Please transcribe the passage of the Lucio Tan damage-suit article between "MANILA, Philippines—Claiming that" and "of his assets.", inclusive.

## TEXT BLOCK
[start]

Lucio Tan seeks P300M from gov’t in damage suit

MANILA, Philippines—Claiming that state prosecutors have failed to prove that his assets are ill-gotten after more than two decades of trying, ethnic Chinese businessman Lucio Tan has filed a P300 million counter-claim for damages from government.

In a memorandum filed through lawyer Estelito Mendoza, Tan asked the Sandiganbayan 5th Division to dismiss the forfeiture case against him and grant his claim for damages for the seizure of his assets.

The forfeiture case against Tan, which was filed in 1987, is in the final stages with the prosecution and the defense having finished with the presentation of evidence.

The government wants Tan’s assets reconveyed to the state, claiming they were part of the ill-gotten wealth of the late dictator Ferdinand Marcos.

The Tan companies involved in the case are Fortune Tobacco Corp., Asia Brewery, Allied Banking Corp., Foremost Farms, Himmel Industries, Grandspan Development Corp., Silangan Holdings, Dominium Realty and Construction Corp., and Shareholdings Inc.

[end]

## DATA SHOWN
[start]

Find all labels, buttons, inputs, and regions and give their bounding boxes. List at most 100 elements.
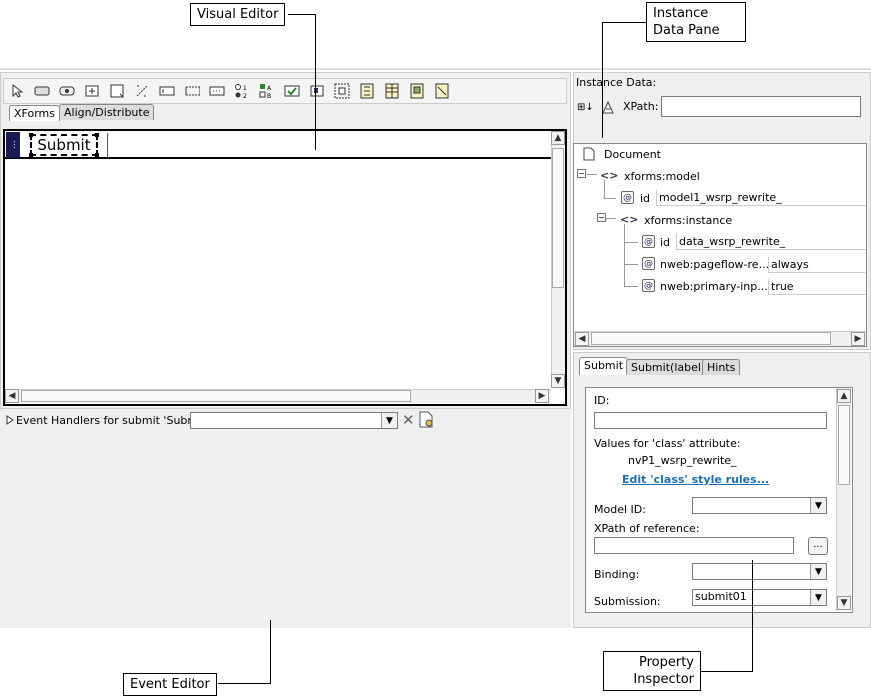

[end]

## FINAL RESULT
MANILA, Philippines—Claiming that state prosecutors have failed to prove that his assets are ill-gotten after more than two decades of trying, ethnic Chinese businessman Lucio Tan has filed a P300 million counter-claim for damages from government.

In a memorandum filed through lawyer Estelito Mendoza, Tan asked the Sandiganbayan 5th Division to dismiss the forfeiture case against him and grant his claim for damages for the seizure of his assets.